==== INPUT DATA
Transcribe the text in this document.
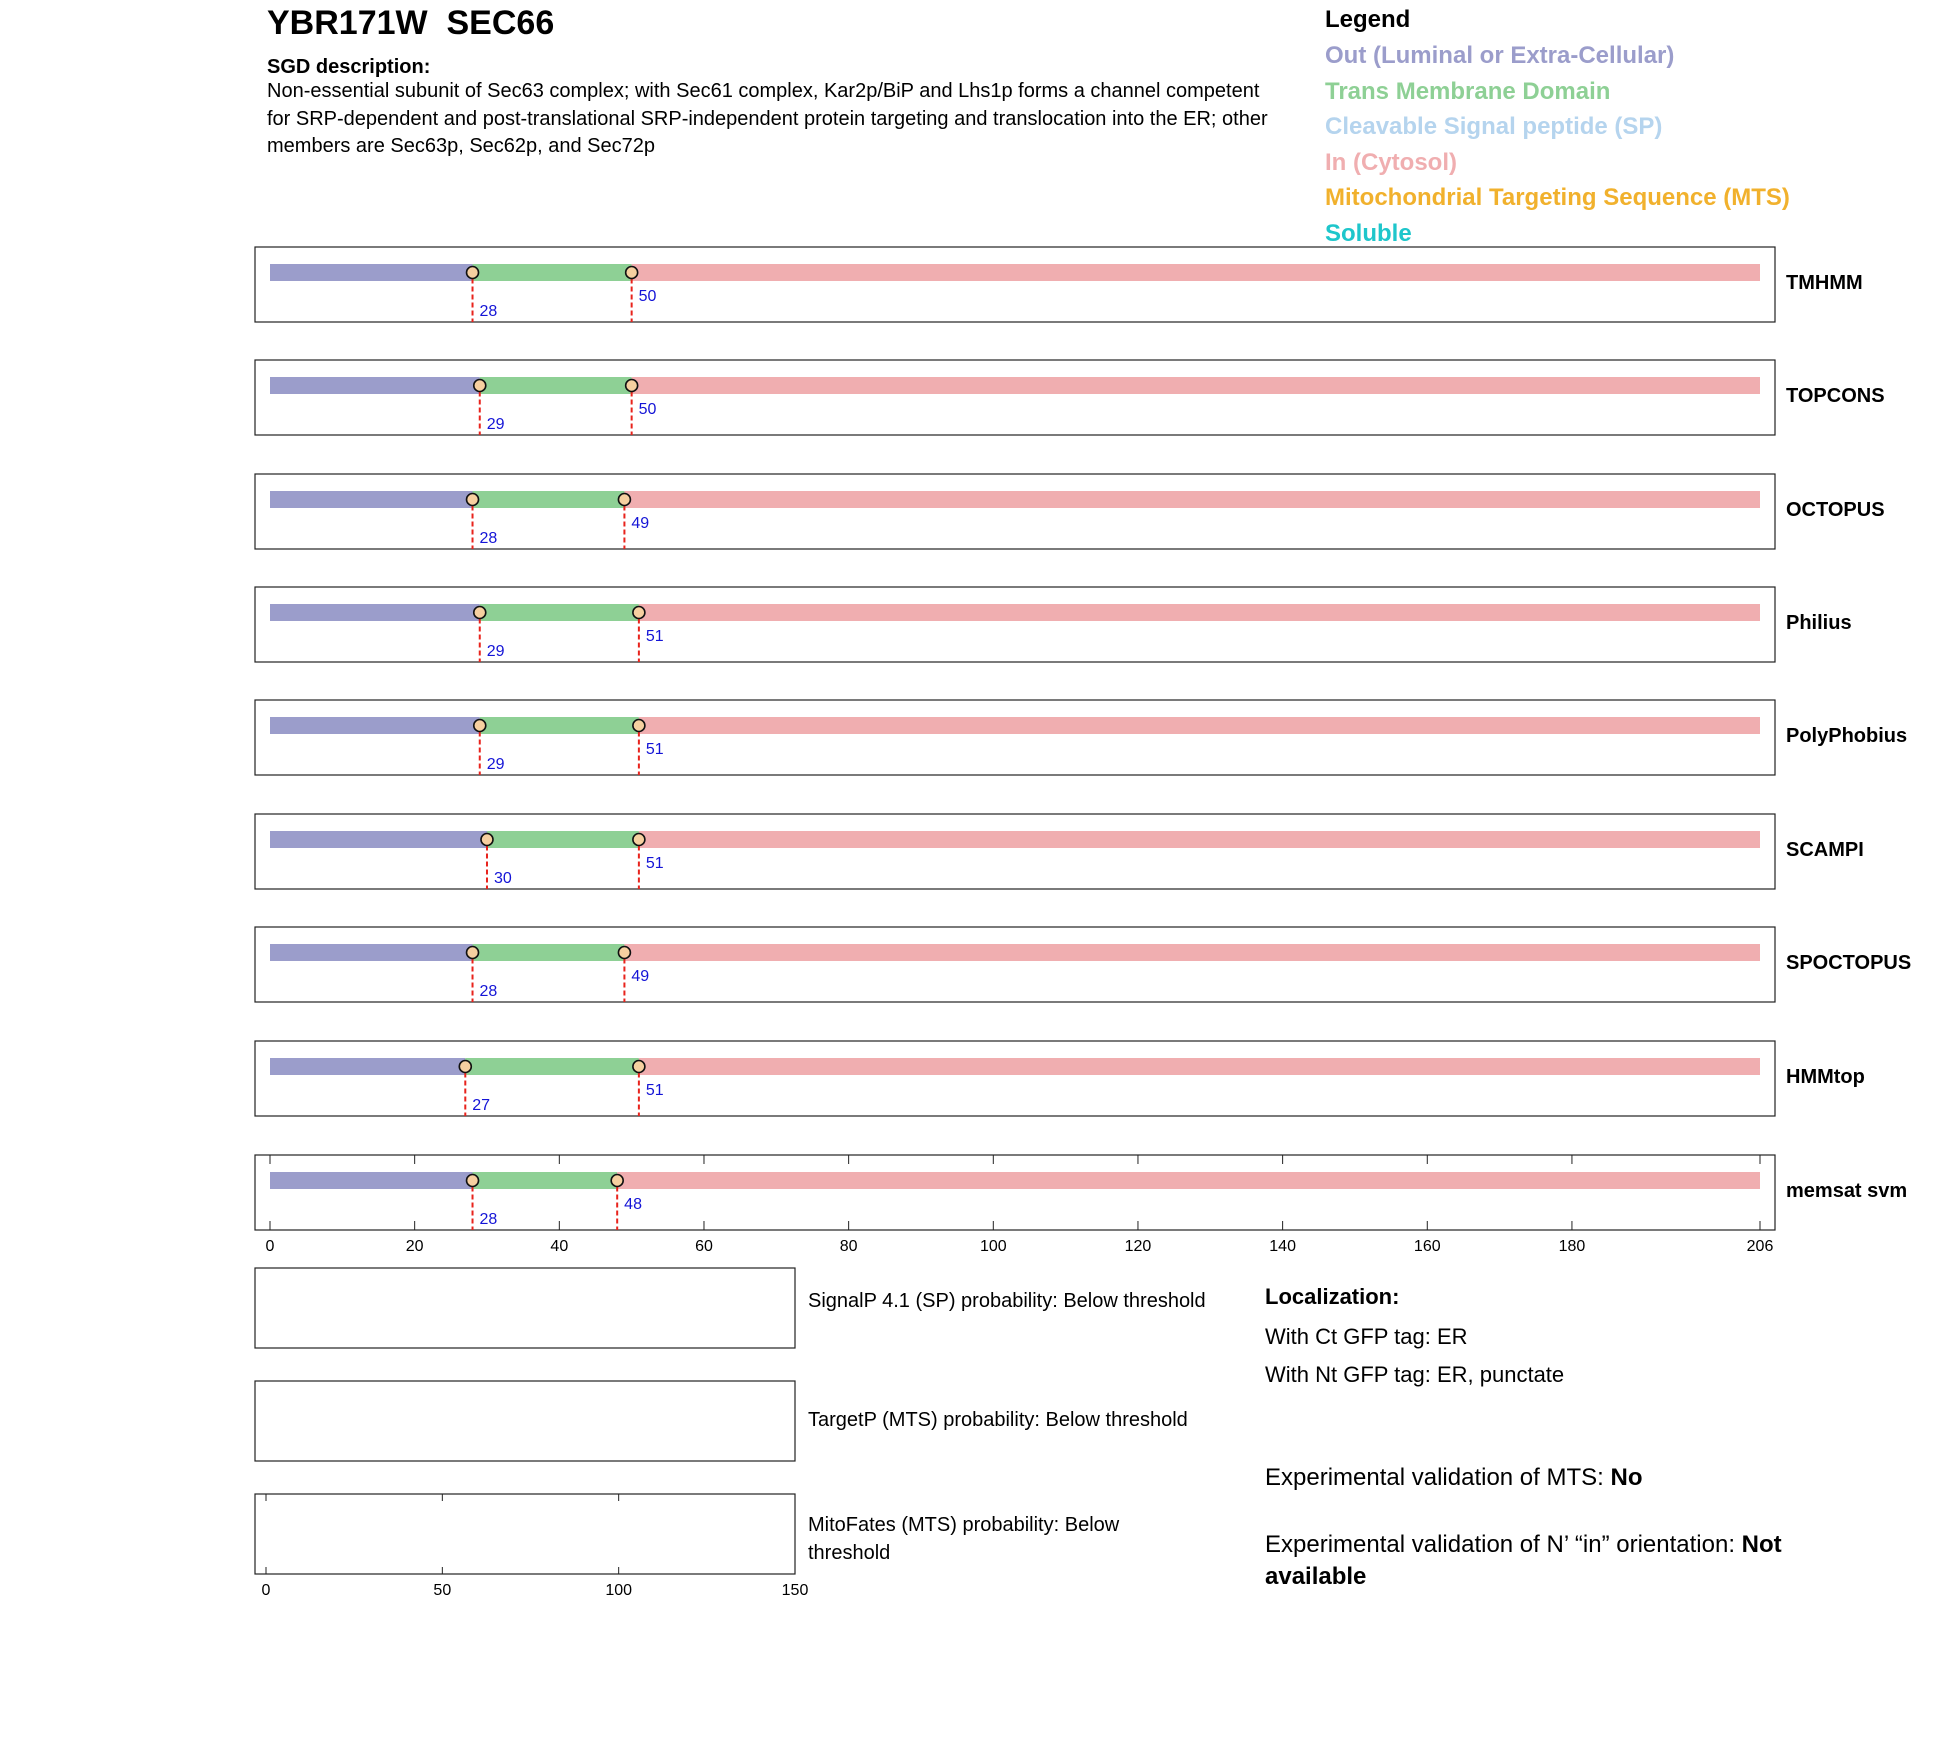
YBR171W  SEC66
SGD description:
Non-essential subunit of Sec63 complex; with Sec61 complex, Kar2p/BiP and Lhs1p forms a channel competent for SRP-dependent and post-translational SRP-independent protein targeting and translocation into the ER; other members are Sec63p, Sec62p, and Sec72p
Legend
Out (Luminal or Extra-Cellular)
Trans Membrane Domain
Cleavable Signal peptide (SP)
In (Cytosol)
Mitochondrial Targeting Sequence (MTS)
Soluble
28
50
TMHMM
29
50
TOPCONS
28
49
OCTOPUS
29
51
Philius
29
51
PolyPhobius
30
51
SCAMPI
28
49
SPOCTOPUS
27
51
HMMtop
28
48
memsat svm
0	20	40	60	80	100	120	140	160	180	206
0	50	100	150
SignalP 4.1 (SP) probability: Below threshold
TargetP (MTS) probability: Below threshold
MitoFates (MTS) probability: Below threshold
Localization:
With Ct GFP tag: ER
With Nt GFP tag: ER, punctate
Experimental validation of MTS: No
Experimental validation of N’ “in” orientation: Not available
========
* **WHAT THE TASK ASKS**
Exact copies of all the entries, without any pictures, are what the answer must contain.

* **REPLY**
Transcribe the text in this document.
YBR171W  SEC66
SGD description:
Non-essential subunit of Sec63 complex; with Sec61 complex, Kar2p/BiP and Lhs1p forms a channel competent for SRP-dependent and post-translational SRP-independent protein targeting and translocation into the ER; other members are Sec63p, Sec62p, and Sec72p
Legend
Out (Luminal or Extra-Cellular)
Trans Membrane Domain
Cleavable Signal peptide (SP)
In (Cytosol)
Mitochondrial Targeting Sequence (MTS)
Soluble
28
50
TMHMM
29
50
TOPCONS
28
49
OCTOPUS
29
51
Philius
29
51
PolyPhobius
30
51
SCAMPI
28
49
SPOCTOPUS
27
51
HMMtop
28
48
memsat svm
0	20	40	60	80	100	120	140	160	180	206
0	50	100	150
SignalP 4.1 (SP) probability: Below threshold
TargetP (MTS) probability: Below threshold
MitoFates (MTS) probability: Below threshold
Localization:
With Ct GFP tag: ER
With Nt GFP tag: ER, punctate
Experimental validation of MTS: No
Experimental validation of N’ “in” orientation: Not available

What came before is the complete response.